■ WRITTEN PROBLEM
Write out every entry word for word.

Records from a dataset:
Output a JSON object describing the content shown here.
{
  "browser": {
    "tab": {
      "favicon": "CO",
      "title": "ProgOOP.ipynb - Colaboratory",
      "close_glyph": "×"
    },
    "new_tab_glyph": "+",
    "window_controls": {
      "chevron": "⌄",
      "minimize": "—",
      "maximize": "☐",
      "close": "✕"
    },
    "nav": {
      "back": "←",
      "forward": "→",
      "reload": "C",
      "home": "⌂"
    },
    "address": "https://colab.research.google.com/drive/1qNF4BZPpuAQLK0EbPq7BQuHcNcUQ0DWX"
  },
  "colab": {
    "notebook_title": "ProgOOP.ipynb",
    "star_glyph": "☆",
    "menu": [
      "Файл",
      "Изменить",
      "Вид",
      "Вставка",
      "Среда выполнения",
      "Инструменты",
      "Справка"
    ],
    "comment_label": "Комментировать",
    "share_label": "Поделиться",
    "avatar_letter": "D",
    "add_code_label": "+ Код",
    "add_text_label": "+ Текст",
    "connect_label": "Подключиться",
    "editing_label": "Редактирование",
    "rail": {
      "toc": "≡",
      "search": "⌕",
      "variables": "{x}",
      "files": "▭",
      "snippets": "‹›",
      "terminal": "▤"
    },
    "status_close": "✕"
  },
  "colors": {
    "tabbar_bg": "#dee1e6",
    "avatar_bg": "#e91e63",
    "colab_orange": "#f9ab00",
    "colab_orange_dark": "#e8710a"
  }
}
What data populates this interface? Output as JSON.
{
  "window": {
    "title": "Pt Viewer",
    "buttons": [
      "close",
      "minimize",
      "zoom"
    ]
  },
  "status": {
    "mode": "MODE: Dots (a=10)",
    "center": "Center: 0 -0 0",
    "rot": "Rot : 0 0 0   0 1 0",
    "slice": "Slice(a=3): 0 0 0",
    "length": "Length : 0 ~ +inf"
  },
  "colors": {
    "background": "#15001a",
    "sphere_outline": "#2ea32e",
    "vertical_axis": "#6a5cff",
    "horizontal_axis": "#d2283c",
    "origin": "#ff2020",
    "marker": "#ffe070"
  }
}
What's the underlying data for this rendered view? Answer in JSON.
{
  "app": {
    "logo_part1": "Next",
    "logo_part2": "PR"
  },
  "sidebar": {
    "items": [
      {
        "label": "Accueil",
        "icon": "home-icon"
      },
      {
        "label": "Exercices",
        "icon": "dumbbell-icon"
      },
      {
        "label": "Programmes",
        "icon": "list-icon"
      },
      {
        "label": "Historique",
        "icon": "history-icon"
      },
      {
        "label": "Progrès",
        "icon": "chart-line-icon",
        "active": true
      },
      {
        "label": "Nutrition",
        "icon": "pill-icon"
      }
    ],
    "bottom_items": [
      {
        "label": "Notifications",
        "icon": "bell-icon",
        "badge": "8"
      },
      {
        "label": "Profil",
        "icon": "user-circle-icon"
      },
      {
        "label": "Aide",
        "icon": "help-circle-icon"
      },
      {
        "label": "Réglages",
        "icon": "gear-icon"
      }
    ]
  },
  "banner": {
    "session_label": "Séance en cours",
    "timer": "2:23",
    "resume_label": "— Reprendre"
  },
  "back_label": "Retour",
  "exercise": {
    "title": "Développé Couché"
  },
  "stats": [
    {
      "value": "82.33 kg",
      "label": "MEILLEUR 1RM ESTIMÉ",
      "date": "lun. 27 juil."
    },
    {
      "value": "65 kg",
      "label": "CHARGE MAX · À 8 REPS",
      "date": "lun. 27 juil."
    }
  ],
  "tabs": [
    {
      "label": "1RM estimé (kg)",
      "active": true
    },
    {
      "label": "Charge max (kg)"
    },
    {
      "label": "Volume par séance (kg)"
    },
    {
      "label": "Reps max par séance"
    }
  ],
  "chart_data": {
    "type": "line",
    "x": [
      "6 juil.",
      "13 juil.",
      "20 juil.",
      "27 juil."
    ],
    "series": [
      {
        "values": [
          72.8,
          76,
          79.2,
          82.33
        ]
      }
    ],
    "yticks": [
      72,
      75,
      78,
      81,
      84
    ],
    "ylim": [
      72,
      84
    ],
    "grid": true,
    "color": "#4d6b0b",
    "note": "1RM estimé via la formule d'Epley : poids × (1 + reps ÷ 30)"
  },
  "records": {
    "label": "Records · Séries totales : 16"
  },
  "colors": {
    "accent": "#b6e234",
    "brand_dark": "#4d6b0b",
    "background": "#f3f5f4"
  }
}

■ TASK ANSWER
Output a JSON object describing the content shown here.
{
  "browser": {
    "tab": {
      "favicon": "CO",
      "title": "ProgOOP.ipynb - Colaboratory",
      "close_glyph": "×"
    },
    "new_tab_glyph": "+",
    "window_controls": {
      "chevron": "⌄",
      "minimize": "—",
      "maximize": "☐",
      "close": "✕"
    },
    "nav": {
      "back": "←",
      "forward": "→",
      "reload": "C",
      "home": "⌂"
    },
    "address": "https://colab.research.google.com/drive/1qNF4BZPpuAQLK0EbPq7BQuHcNcUQ0DWX"
  },
  "colab": {
    "notebook_title": "ProgOOP.ipynb",
    "star_glyph": "☆",
    "menu": [
      "Файл",
      "Изменить",
      "Вид",
      "Вставка",
      "Среда выполнения",
      "Инструменты",
      "Справка"
    ],
    "comment_label": "Комментировать",
    "share_label": "Поделиться",
    "avatar_letter": "D",
    "add_code_label": "+ Код",
    "add_text_label": "+ Текст",
    "connect_label": "Подключиться",
    "editing_label": "Редактирование",
    "rail": {
      "toc": "≡",
      "search": "⌕",
      "variables": "{x}",
      "files": "▭",
      "snippets": "‹›",
      "terminal": "▤"
    },
    "status_close": "✕"
  },
  "colors": {
    "tabbar_bg": "#dee1e6",
    "avatar_bg": "#e91e63",
    "colab_orange": "#f9ab00",
    "colab_orange_dark": "#e8710a"
  }
}
What data populates this interface? Output as JSON.
{
  "window": {
    "title": "Pt Viewer",
    "buttons": [
      "close",
      "minimize",
      "zoom"
    ]
  },
  "status": {
    "mode": "MODE: Dots (a=10)",
    "center": "Center: 0 -0 0",
    "rot": "Rot : 0 0 0   0 1 0",
    "slice": "Slice(a=3): 0 0 0",
    "length": "Length : 0 ~ +inf"
  },
  "colors": {
    "background": "#15001a",
    "sphere_outline": "#2ea32e",
    "vertical_axis": "#6a5cff",
    "horizontal_axis": "#d2283c",
    "origin": "#ff2020",
    "marker": "#ffe070"
  }
}
What's the underlying data for this rendered view? Answer in JSON.
{
  "app": {
    "logo_part1": "Next",
    "logo_part2": "PR"
  },
  "sidebar": {
    "items": [
      {
        "label": "Accueil",
        "icon": "home-icon"
      },
      {
        "label": "Exercices",
        "icon": "dumbbell-icon"
      },
      {
        "label": "Programmes",
        "icon": "list-icon"
      },
      {
        "label": "Historique",
        "icon": "history-icon"
      },
      {
        "label": "Progrès",
        "icon": "chart-line-icon",
        "active": true
      },
      {
        "label": "Nutrition",
        "icon": "pill-icon"
      }
    ],
    "bottom_items": [
      {
        "label": "Notifications",
        "icon": "bell-icon",
        "badge": "8"
      },
      {
        "label": "Profil",
        "icon": "user-circle-icon"
      },
      {
        "label": "Aide",
        "icon": "help-circle-icon"
      },
      {
        "label": "Réglages",
        "icon": "gear-icon"
      }
    ]
  },
  "banner": {
    "session_label": "Séance en cours",
    "timer": "2:23",
    "resume_label": "— Reprendre"
  },
  "back_label": "Retour",
  "exercise": {
    "title": "Développé Couché"
  },
  "stats": [
    {
      "value": "82.33 kg",
      "label": "MEILLEUR 1RM ESTIMÉ",
      "date": "lun. 27 juil."
    },
    {
      "value": "65 kg",
      "label": "CHARGE MAX · À 8 REPS",
      "date": "lun. 27 juil."
    }
  ],
  "tabs": [
    {
      "label": "1RM estimé (kg)",
      "active": true
    },
    {
      "label": "Charge max (kg)"
    },
    {
      "label": "Volume par séance (kg)"
    },
    {
      "label": "Reps max par séance"
    }
  ],
  "chart_data": {
    "type": "line",
    "x": [
      "6 juil.",
      "13 juil.",
      "20 juil.",
      "27 juil."
    ],
    "series": [
      {
        "values": [
          72.8,
          76,
          79.2,
          82.33
        ]
      }
    ],
    "yticks": [
      72,
      75,
      78,
      81,
      84
    ],
    "ylim": [
      72,
      84
    ],
    "grid": true,
    "color": "#4d6b0b",
    "note": "1RM estimé via la formule d'Epley : poids × (1 + reps ÷ 30)"
  },
  "records": {
    "label": "Records · Séries totales : 16"
  },
  "colors": {
    "accent": "#b6e234",
    "brand_dark": "#4d6b0b",
    "background": "#f3f5f4"
  }
}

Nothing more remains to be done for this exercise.